◆ Directive: Below you will find a set of lines. Repeat them all exactly.

◆ Provided information:
┄┄┄┄┄┄
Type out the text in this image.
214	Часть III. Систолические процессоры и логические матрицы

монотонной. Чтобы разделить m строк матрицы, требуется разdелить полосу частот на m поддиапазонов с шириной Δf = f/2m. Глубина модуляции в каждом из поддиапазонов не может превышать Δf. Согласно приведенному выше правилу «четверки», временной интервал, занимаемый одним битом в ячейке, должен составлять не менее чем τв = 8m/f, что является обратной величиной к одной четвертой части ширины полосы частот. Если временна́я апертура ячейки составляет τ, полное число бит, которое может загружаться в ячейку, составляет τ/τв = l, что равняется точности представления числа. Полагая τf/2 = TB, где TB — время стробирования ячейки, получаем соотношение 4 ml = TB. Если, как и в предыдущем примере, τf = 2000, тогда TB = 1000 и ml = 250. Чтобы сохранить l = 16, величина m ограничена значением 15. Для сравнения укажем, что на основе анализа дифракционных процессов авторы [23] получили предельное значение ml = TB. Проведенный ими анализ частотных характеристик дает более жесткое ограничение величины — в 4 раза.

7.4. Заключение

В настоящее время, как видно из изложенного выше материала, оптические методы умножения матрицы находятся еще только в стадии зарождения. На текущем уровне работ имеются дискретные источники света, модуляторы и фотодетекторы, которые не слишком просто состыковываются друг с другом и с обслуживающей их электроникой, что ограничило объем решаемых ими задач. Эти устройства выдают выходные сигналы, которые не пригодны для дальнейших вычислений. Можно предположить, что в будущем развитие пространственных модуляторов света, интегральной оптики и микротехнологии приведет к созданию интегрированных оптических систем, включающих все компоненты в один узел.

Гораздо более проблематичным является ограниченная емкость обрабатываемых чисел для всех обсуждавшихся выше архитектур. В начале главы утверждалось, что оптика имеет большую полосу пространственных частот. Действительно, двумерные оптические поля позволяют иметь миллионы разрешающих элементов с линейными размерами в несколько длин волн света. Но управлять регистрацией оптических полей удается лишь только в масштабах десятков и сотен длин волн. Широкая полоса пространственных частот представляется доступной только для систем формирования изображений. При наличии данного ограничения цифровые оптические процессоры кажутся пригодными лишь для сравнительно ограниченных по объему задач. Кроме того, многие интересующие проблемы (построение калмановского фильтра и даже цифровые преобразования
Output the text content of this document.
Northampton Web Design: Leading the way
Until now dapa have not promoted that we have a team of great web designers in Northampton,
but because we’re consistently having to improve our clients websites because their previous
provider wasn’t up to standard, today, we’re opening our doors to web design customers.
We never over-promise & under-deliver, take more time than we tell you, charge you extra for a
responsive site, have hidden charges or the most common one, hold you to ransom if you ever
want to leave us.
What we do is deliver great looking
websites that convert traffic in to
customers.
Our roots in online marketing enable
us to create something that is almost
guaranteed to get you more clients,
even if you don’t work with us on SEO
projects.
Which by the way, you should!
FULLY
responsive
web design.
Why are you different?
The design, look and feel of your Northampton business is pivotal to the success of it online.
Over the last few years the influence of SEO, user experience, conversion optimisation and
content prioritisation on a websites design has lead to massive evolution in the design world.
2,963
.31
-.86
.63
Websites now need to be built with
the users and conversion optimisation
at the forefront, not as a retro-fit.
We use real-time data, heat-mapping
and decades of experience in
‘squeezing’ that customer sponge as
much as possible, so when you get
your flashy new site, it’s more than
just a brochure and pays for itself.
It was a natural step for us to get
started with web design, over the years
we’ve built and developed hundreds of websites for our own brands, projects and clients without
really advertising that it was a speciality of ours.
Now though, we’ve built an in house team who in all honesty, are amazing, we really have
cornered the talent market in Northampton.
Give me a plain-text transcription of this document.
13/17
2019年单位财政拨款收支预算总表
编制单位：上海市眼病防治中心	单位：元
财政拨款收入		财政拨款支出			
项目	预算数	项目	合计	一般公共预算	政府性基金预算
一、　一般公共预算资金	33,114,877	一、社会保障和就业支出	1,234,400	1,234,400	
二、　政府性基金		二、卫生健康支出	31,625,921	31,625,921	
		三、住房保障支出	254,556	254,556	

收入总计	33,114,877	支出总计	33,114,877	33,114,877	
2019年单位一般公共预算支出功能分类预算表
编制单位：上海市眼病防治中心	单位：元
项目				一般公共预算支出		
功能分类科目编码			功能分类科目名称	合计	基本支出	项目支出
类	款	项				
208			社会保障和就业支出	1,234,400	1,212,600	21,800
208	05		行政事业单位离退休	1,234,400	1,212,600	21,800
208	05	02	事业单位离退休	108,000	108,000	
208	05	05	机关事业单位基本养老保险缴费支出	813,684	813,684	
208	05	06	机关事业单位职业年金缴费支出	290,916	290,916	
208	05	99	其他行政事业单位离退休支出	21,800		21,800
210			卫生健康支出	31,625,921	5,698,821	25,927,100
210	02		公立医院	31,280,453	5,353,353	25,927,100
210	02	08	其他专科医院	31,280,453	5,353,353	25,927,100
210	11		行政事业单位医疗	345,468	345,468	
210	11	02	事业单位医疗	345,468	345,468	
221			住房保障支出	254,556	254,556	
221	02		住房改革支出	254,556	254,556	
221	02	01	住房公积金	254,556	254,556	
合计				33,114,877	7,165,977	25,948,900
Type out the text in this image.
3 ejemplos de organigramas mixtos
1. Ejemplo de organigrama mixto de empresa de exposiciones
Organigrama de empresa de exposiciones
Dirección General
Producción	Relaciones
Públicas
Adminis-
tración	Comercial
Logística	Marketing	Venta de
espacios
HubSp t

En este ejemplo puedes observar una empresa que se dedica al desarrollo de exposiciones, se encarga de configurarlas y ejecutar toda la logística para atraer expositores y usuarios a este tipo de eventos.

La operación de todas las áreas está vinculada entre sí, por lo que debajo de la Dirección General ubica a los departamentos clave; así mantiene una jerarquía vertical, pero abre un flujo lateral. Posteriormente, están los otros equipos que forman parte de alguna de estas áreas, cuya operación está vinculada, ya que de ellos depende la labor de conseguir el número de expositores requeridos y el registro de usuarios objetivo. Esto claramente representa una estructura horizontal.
┄┄┄┄┄┄
◆ Expected output:
Type out the text in this image.
214	Часть III. Систолические процессоры и логические матрицы

монотонной. Чтобы разделить m строк матрицы, требуется разdелить полосу частот на m поддиапазонов с шириной Δf = f/2m. Глубина модуляции в каждом из поддиапазонов не может превышать Δf. Согласно приведенному выше правилу «четверки», временной интервал, занимаемый одним битом в ячейке, должен составлять не менее чем τв = 8m/f, что является обратной величиной к одной четвертой части ширины полосы частот. Если временна́я апертура ячейки составляет τ, полное число бит, которое может загружаться в ячейку, составляет τ/τв = l, что равняется точности представления числа. Полагая τf/2 = TB, где TB — время стробирования ячейки, получаем соотношение 4 ml = TB. Если, как и в предыдущем примере, τf = 2000, тогда TB = 1000 и ml = 250. Чтобы сохранить l = 16, величина m ограничена значением 15. Для сравнения укажем, что на основе анализа дифракционных процессов авторы [23] получили предельное значение ml = TB. Проведенный ими анализ частотных характеристик дает более жесткое ограничение величины — в 4 раза.

7.4. Заключение

В настоящее время, как видно из изложенного выше материала, оптические методы умножения матрицы находятся еще только в стадии зарождения. На текущем уровне работ имеются дискретные источники света, модуляторы и фотодетекторы, которые не слишком просто состыковываются друг с другом и с обслуживающей их электроникой, что ограничило объем решаемых ими задач. Эти устройства выдают выходные сигналы, которые не пригодны для дальнейших вычислений. Можно предположить, что в будущем развитие пространственных модуляторов света, интегральной оптики и микротехнологии приведет к созданию интегрированных оптических систем, включающих все компоненты в один узел.

Гораздо более проблематичным является ограниченная емкость обрабатываемых чисел для всех обсуждавшихся выше архитектур. В начале главы утверждалось, что оптика имеет большую полосу пространственных частот. Действительно, двумерные оптические поля позволяют иметь миллионы разрешающих элементов с линейными размерами в несколько длин волн света. Но управлять регистрацией оптических полей удается лишь только в масштабах десятков и сотен длин волн. Широкая полоса пространственных частот представляется доступной только для систем формирования изображений. При наличии данного ограничения цифровые оптические процессоры кажутся пригодными лишь для сравнительно ограниченных по объему задач. Кроме того, многие интересующие проблемы (построение калмановского фильтра и даже цифровые преобразования
Output the text content of this document.
Northampton Web Design: Leading the way
Until now dapa have not promoted that we have a team of great web designers in Northampton,
but because we’re consistently having to improve our clients websites because their previous
provider wasn’t up to standard, today, we’re opening our doors to web design customers.
We never over-promise & under-deliver, take more time than we tell you, charge you extra for a
responsive site, have hidden charges or the most common one, hold you to ransom if you ever
want to leave us.
What we do is deliver great looking
websites that convert traffic in to
customers.
Our roots in online marketing enable
us to create something that is almost
guaranteed to get you more clients,
even if you don’t work with us on SEO
projects.
Which by the way, you should!
FULLY
responsive
web design.
Why are you different?
The design, look and feel of your Northampton business is pivotal to the success of it online.
Over the last few years the influence of SEO, user experience, conversion optimisation and
content prioritisation on a websites design has lead to massive evolution in the design world.
2,963
.31
-.86
.63
Websites now need to be built with
the users and conversion optimisation
at the forefront, not as a retro-fit.
We use real-time data, heat-mapping
and decades of experience in
‘squeezing’ that customer sponge as
much as possible, so when you get
your flashy new site, it’s more than
just a brochure and pays for itself.
It was a natural step for us to get
started with web design, over the years
we’ve built and developed hundreds of websites for our own brands, projects and clients without
really advertising that it was a speciality of ours.
Now though, we’ve built an in house team who in all honesty, are amazing, we really have
cornered the talent market in Northampton.
Give me a plain-text transcription of this document.
13/17
2019年单位财政拨款收支预算总表
编制单位：上海市眼病防治中心	单位：元
财政拨款收入		财政拨款支出			
项目	预算数	项目	合计	一般公共预算	政府性基金预算
一、　一般公共预算资金	33,114,877	一、社会保障和就业支出	1,234,400	1,234,400	
二、　政府性基金		二、卫生健康支出	31,625,921	31,625,921	
		三、住房保障支出	254,556	254,556	

收入总计	33,114,877	支出总计	33,114,877	33,114,877	
2019年单位一般公共预算支出功能分类预算表
编制单位：上海市眼病防治中心	单位：元
项目				一般公共预算支出		
功能分类科目编码			功能分类科目名称	合计	基本支出	项目支出
类	款	项				
208			社会保障和就业支出	1,234,400	1,212,600	21,800
208	05		行政事业单位离退休	1,234,400	1,212,600	21,800
208	05	02	事业单位离退休	108,000	108,000	
208	05	05	机关事业单位基本养老保险缴费支出	813,684	813,684	
208	05	06	机关事业单位职业年金缴费支出	290,916	290,916	
208	05	99	其他行政事业单位离退休支出	21,800		21,800
210			卫生健康支出	31,625,921	5,698,821	25,927,100
210	02		公立医院	31,280,453	5,353,353	25,927,100
210	02	08	其他专科医院	31,280,453	5,353,353	25,927,100
210	11		行政事业单位医疗	345,468	345,468	
210	11	02	事业单位医疗	345,468	345,468	
221			住房保障支出	254,556	254,556	
221	02		住房改革支出	254,556	254,556	
221	02	01	住房公积金	254,556	254,556	
合计				33,114,877	7,165,977	25,948,900
Type out the text in this image.
3 ejemplos de organigramas mixtos
1. Ejemplo de organigrama mixto de empresa de exposiciones
Organigrama de empresa de exposiciones
Dirección General
Producción	Relaciones
Públicas
Adminis-
tración	Comercial
Logística	Marketing	Venta de
espacios
HubSp t

En este ejemplo puedes observar una empresa que se dedica al desarrollo de exposiciones, se encarga de configurarlas y ejecutar toda la logística para atraer expositores y usuarios a este tipo de eventos.

La operación de todas las áreas está vinculada entre sí, por lo que debajo de la Dirección General ubica a los departamentos clave; así mantiene una jerarquía vertical, pero abre un flujo lateral. Posteriormente, están los otros equipos que forman parte de alguna de estas áreas, cuya operación está vinculada, ya que de ellos depende la labor de conseguir el número de expositores requeridos y el registro de usuarios objetivo. Esto claramente representa una estructura horizontal.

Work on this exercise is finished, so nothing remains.